[begin RECORDED INFORMATION]
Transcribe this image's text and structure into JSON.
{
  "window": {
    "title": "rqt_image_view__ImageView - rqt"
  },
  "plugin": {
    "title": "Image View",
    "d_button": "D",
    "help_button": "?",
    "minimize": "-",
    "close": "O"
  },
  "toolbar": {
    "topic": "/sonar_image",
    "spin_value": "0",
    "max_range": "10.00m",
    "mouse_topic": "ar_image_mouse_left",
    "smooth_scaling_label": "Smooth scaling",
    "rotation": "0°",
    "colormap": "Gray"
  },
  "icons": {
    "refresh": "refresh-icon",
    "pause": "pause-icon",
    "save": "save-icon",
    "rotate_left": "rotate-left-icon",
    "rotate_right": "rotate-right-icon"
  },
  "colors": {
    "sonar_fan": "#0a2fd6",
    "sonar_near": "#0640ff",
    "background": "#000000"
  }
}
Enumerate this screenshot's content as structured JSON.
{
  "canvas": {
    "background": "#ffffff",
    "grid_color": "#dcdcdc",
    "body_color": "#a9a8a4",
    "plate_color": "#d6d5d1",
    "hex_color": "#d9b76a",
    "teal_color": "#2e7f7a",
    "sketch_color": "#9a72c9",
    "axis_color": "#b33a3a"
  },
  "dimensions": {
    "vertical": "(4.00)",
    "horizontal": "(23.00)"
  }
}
[end RECORDED INFORMATION]
# [SET TASK]
Write out every line of the records exactly.

# [FINISHED TASK]
Transcribe this image's text and structure into JSON.
{
  "window": {
    "title": "rqt_image_view__ImageView - rqt"
  },
  "plugin": {
    "title": "Image View",
    "d_button": "D",
    "help_button": "?",
    "minimize": "-",
    "close": "O"
  },
  "toolbar": {
    "topic": "/sonar_image",
    "spin_value": "0",
    "max_range": "10.00m",
    "mouse_topic": "ar_image_mouse_left",
    "smooth_scaling_label": "Smooth scaling",
    "rotation": "0°",
    "colormap": "Gray"
  },
  "icons": {
    "refresh": "refresh-icon",
    "pause": "pause-icon",
    "save": "save-icon",
    "rotate_left": "rotate-left-icon",
    "rotate_right": "rotate-right-icon"
  },
  "colors": {
    "sonar_fan": "#0a2fd6",
    "sonar_near": "#0640ff",
    "background": "#000000"
  }
}
Enumerate this screenshot's content as structured JSON.
{
  "canvas": {
    "background": "#ffffff",
    "grid_color": "#dcdcdc",
    "body_color": "#a9a8a4",
    "plate_color": "#d6d5d1",
    "hex_color": "#d9b76a",
    "teal_color": "#2e7f7a",
    "sketch_color": "#9a72c9",
    "axis_color": "#b33a3a"
  },
  "dimensions": {
    "vertical": "(4.00)",
    "horizontal": "(23.00)"
  }
}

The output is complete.